(BRIEF 1)
Reproduce the records verbatim, from their first line through the line with "fraction-1-3 (260, 534, 271, 571)".

(EXCERPTED PASSAGE)
.....
DOLPHIN/prod/continuous_test_flow.py

"""
continuous_test_flow.py
=======================
Prefect flow: runs all integrity test suites on a staggered, continuous
schedule and publishes results to run_logs/test_results_latest.json
(picked up by the TUI footer and MHS M6 sensor).

Schedules (Nyquist-optimal — run at least 2× per expected detection window):
  data_integrity  every  7 min   — HZ schema + Arrow file freshness
  finance_fuzz    every 20 min   — Financial invariants, capital bounds
  signal_fill     every 10 min   — Signal path, latency, dedup
  degradation     every 60 min   — Kill/revive tests (destructive, slow)
  actor           every 15 min   — MHS, ACB, scan-bridge integration

Stagger offset (minutes):
  data_integrity  +0
  finance_fuzz    +2
  signal_fill     +4
  degradation     +6  (only on full-hour runs)
  actor           +8

Register:
  python3 continuous_test_flow.py --register

Run once (manual):
  python3 continuous_test_flow.py

Run single suite:
  python3 continuous_test_flow.py --suite data_integrity
"""

import argparse
import json
import subprocess
import sys
import time
from datetime import datetime, timezone
from pathlib import Path
from typing import Optional

from prefect import flow, task, get_run_logger
from prefect.client.schemas.schedules import CronSchedule as CS

# ── Paths ───────────────────────────────────────────────────────────────────
_ROOT       = Path(__file__).parent.parent                    # dolphinng5_predict
_TESTS_DIR  = Path(__file__).parent / "tests"
_TUI_DIR    = _ROOT / "Observability" / "TUI"
_RESULTS    = _ROOT / "run_logs" / "test_results_latest.json"
_PYTHON     = sys.executable                                  # siloqy_env python

sys.path.insert(0, str(_TUI_DIR))
.....
(BRIEF 2)
In the continuous test flow script, how often is the finance_fuzz suite scheduled to run?
.....
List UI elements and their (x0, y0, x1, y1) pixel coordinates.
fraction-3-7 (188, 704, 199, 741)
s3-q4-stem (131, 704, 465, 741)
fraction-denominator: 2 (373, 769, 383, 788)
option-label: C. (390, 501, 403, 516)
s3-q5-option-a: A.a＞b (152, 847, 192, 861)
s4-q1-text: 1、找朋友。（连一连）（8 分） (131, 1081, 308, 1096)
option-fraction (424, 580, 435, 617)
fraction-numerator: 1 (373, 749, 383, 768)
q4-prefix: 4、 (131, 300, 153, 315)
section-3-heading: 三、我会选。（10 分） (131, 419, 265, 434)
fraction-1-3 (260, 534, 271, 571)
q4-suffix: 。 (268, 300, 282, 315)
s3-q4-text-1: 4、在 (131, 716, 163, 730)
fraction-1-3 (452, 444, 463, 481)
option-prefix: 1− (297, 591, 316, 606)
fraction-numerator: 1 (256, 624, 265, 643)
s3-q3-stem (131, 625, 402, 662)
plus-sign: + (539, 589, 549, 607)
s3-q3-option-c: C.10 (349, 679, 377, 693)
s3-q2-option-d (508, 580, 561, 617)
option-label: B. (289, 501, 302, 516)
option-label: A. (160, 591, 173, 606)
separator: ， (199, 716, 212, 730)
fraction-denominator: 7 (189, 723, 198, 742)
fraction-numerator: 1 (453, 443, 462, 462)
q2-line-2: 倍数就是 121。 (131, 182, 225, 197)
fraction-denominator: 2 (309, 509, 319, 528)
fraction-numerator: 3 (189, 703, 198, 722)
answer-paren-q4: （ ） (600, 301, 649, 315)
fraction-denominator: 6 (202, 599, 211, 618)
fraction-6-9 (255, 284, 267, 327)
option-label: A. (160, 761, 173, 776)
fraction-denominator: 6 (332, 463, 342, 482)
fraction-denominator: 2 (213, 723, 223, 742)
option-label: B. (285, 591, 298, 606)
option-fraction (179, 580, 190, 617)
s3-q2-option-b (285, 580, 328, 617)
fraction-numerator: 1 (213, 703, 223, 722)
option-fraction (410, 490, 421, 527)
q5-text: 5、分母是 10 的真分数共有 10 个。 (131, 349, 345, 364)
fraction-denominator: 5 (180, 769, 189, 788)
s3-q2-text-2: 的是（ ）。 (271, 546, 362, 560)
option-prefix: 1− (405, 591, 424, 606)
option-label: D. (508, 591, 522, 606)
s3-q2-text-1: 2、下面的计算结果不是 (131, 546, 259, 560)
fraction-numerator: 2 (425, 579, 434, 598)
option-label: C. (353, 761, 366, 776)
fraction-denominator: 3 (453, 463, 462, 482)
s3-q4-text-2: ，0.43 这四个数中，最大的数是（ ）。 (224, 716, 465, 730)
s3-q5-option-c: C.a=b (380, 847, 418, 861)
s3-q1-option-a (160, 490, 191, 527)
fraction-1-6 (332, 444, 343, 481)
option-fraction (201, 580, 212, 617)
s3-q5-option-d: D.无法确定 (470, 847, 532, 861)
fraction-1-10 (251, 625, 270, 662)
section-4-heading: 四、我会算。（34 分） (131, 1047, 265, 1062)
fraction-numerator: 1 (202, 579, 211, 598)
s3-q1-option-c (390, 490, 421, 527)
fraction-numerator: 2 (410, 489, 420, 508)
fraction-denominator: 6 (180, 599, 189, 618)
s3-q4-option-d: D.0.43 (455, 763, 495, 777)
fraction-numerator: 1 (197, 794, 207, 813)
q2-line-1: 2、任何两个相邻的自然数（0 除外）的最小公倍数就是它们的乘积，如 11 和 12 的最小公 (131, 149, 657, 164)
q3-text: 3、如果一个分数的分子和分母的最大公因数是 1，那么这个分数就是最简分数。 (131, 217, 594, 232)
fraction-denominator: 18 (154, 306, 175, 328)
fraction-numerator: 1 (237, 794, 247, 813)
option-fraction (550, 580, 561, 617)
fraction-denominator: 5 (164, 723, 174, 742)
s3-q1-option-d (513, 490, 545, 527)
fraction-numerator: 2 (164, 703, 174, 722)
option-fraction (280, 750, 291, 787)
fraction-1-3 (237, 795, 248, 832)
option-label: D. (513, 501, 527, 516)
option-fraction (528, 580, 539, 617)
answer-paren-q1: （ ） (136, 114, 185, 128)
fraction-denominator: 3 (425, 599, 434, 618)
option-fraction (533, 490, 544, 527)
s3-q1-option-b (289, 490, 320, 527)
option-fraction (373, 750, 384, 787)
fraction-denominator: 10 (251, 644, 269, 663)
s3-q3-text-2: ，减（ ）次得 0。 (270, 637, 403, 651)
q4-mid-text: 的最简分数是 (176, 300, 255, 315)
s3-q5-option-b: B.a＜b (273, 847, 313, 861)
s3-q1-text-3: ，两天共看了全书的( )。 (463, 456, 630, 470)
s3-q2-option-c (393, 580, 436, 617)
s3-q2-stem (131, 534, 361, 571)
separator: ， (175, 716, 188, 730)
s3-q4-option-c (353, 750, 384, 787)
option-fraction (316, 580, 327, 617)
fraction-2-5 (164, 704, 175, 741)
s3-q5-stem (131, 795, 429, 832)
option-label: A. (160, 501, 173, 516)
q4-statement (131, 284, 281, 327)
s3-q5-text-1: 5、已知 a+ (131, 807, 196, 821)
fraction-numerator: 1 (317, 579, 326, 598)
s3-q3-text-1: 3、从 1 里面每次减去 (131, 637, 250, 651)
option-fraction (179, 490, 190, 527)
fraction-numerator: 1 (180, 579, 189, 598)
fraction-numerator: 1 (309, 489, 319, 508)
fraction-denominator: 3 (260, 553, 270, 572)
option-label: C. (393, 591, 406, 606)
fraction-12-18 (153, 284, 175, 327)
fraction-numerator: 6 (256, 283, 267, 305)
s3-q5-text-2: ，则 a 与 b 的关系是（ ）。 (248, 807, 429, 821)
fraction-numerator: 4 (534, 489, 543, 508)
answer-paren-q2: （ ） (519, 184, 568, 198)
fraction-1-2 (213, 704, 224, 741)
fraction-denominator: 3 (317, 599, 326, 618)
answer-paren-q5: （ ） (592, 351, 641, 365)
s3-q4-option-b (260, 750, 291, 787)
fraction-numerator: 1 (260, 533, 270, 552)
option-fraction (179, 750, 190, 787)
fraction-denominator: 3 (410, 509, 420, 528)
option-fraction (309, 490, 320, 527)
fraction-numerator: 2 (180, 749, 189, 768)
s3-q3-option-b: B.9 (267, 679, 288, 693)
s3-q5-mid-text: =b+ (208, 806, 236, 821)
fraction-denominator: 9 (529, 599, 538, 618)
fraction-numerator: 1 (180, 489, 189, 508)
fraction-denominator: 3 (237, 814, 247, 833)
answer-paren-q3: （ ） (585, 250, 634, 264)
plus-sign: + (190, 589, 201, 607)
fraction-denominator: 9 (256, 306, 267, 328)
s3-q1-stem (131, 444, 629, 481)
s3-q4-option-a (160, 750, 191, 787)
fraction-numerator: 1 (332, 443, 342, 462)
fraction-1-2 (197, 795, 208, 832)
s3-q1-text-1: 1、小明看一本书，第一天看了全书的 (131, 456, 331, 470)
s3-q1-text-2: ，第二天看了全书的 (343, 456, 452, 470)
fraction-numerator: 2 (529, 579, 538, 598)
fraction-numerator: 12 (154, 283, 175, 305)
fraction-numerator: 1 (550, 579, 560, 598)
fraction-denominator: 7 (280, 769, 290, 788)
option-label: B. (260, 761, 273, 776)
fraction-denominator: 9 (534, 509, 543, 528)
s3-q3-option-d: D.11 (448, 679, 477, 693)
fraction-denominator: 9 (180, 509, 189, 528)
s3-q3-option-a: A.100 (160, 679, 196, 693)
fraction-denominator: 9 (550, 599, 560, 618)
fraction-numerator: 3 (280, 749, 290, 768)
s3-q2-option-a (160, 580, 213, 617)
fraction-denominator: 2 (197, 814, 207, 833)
.....
(TASK OUTPUT 1)
List UI elements and their (x0, y0, x1, y1) pixel coordinates.
fraction-3-7 (188, 704, 199, 741)
s3-q4-stem (131, 704, 465, 741)
fraction-denominator: 2 (373, 769, 383, 788)
option-label: C. (390, 501, 403, 516)
s3-q5-option-a: A.a＞b (152, 847, 192, 861)
s4-q1-text: 1、找朋友。（连一连）（8 分） (131, 1081, 308, 1096)
option-fraction (424, 580, 435, 617)
fraction-numerator: 1 (373, 749, 383, 768)
q4-prefix: 4、 (131, 300, 153, 315)
section-3-heading: 三、我会选。（10 分） (131, 419, 265, 434)
fraction-1-3 (260, 534, 271, 571)

(TASK OUTPUT 2)
Every 20 minutes.